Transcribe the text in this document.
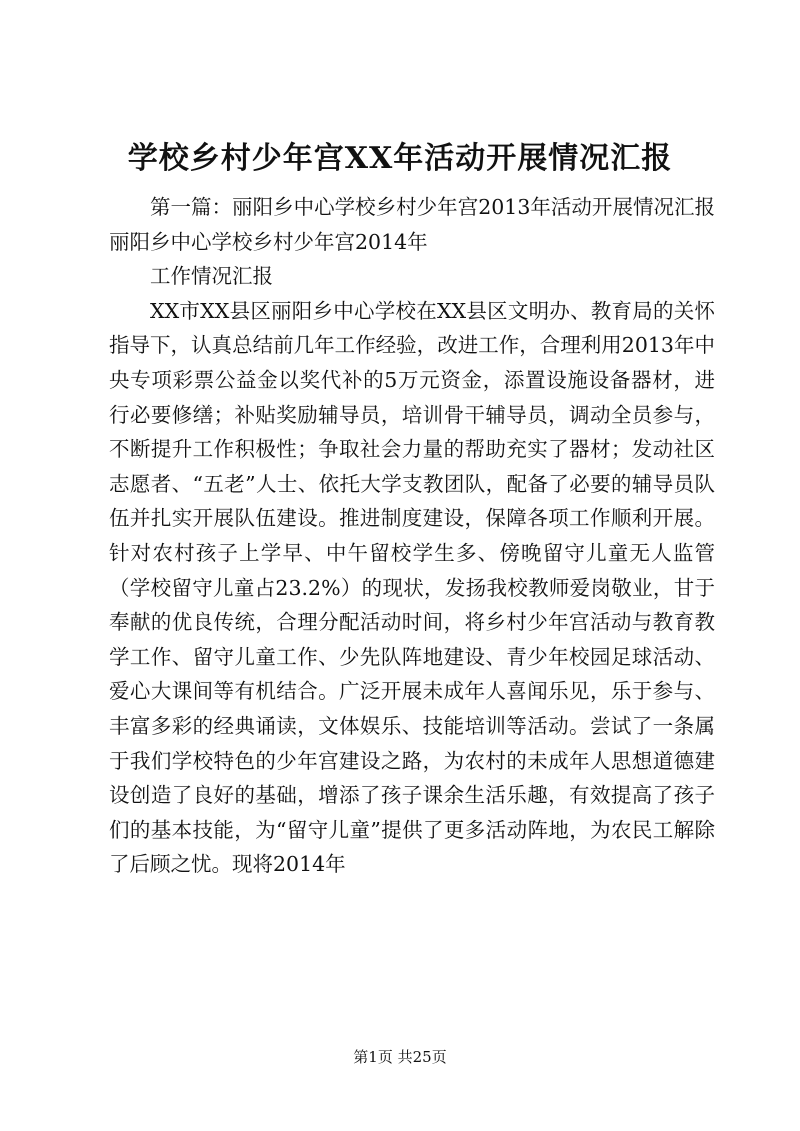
学校乡村少年宫XX年活动开展情况汇报

第一篇：丽阳乡中心学校乡村少年宫2013年活动开展情况汇报丽阳乡中心学校乡村少年宫2014年

工作情况汇报

XX市XX县区丽阳乡中心学校在XX县区文明办、教育局的关怀指导下，认真总结前几年工作经验，改进工作，合理利用2013年中央专项彩票公益金以奖代补的5万元资金，添置设施设备器材，进行必要修缮；补贴奖励辅导员，培训骨干辅导员，调动全员参与，不断提升工作积极性；争取社会力量的帮助充实了器材；发动社区志愿者、“五老”人士、依托大学支教团队，配备了必要的辅导员队伍并扎实开展队伍建设。推进制度建设，保障各项工作顺利开展。针对农村孩子上学早、中午留校学生多、傍晚留守儿童无人监管（学校留守儿童占23.2%）的现状，发扬我校教师爱岗敬业，甘于奉献的优良传统，合理分配活动时间，将乡村少年宫活动与教育教学工作、留守儿童工作、少先队阵地建设、青少年校园足球活动、爱心大课间等有机结合。广泛开展未成年人喜闻乐见，乐于参与、丰富多彩的经典诵读，文体娱乐、技能培训等活动。尝试了一条属于我们学校特色的少年宫建设之路，为农村的未成年人思想道德建设创造了良好的基础，增添了孩子课余生活乐趣，有效提高了孩子们的基本技能，为“留守儿童”提供了更多活动阵地，为农民工解除了后顾之忧。现将2014年

第1页 共25页
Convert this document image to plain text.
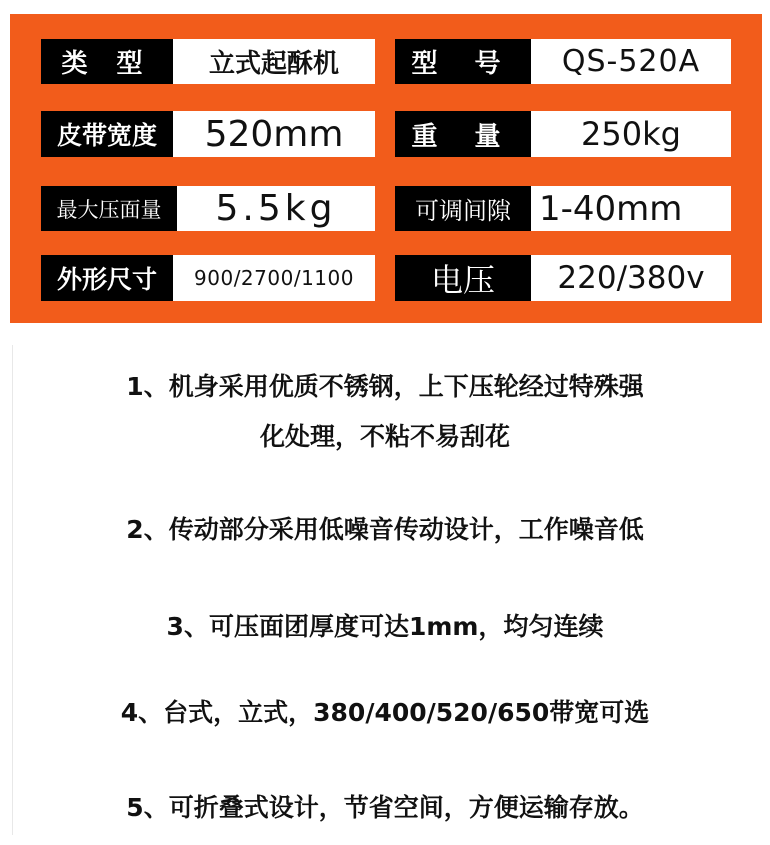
类 型 立式起酥机	型 号 QS-520A
皮带宽度 520mm	重 量 250kg
最大压面量 5.5kg	可调间隙 1-40mm
外形尺寸 900/2700/1100 电压 220/380v
1、机身采用优质不锈钢，上下压轮经过特殊强
化处理，不粘不易刮花
2、传动部分采用低噪音传动设计，工作噪音低
3、可压面团厚度可达1mm，均匀连续
4、台式，立式，380/400/520/650带宽可选
5、可折叠式设计，节省空间，方便运输存放。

——————————

Restate the whole listing above exactly, please, omitting every image.

Transcribe the text in this document.
学校乡村少年宫XX年活动开展情况汇报

第一篇：丽阳乡中心学校乡村少年宫2013年活动开展情况汇报丽阳乡中心学校乡村少年宫2014年

工作情况汇报

XX市XX县区丽阳乡中心学校在XX县区文明办、教育局的关怀指导下，认真总结前几年工作经验，改进工作，合理利用2013年中央专项彩票公益金以奖代补的5万元资金，添置设施设备器材，进行必要修缮；补贴奖励辅导员，培训骨干辅导员，调动全员参与，不断提升工作积极性；争取社会力量的帮助充实了器材；发动社区志愿者、“五老”人士、依托大学支教团队，配备了必要的辅导员队伍并扎实开展队伍建设。推进制度建设，保障各项工作顺利开展。针对农村孩子上学早、中午留校学生多、傍晚留守儿童无人监管（学校留守儿童占23.2%）的现状，发扬我校教师爱岗敬业，甘于奉献的优良传统，合理分配活动时间，将乡村少年宫活动与教育教学工作、留守儿童工作、少先队阵地建设、青少年校园足球活动、爱心大课间等有机结合。广泛开展未成年人喜闻乐见，乐于参与、丰富多彩的经典诵读，文体娱乐、技能培训等活动。尝试了一条属于我们学校特色的少年宫建设之路，为农村的未成年人思想道德建设创造了良好的基础，增添了孩子课余生活乐趣，有效提高了孩子们的基本技能，为“留守儿童”提供了更多活动阵地，为农民工解除了后顾之忧。现将2014年

第1页 共25页
Convert this document image to plain text.
类 型 立式起酥机	型 号 QS-520A
皮带宽度 520mm	重 量 250kg
最大压面量 5.5kg	可调间隙 1-40mm
外形尺寸 900/2700/1100 电压 220/380v
1、机身采用优质不锈钢，上下压轮经过特殊强
化处理，不粘不易刮花
2、传动部分采用低噪音传动设计，工作噪音低
3、可压面团厚度可达1mm，均匀连续
4、台式，立式，380/400/520/650带宽可选
5、可折叠式设计，节省空间，方便运输存放。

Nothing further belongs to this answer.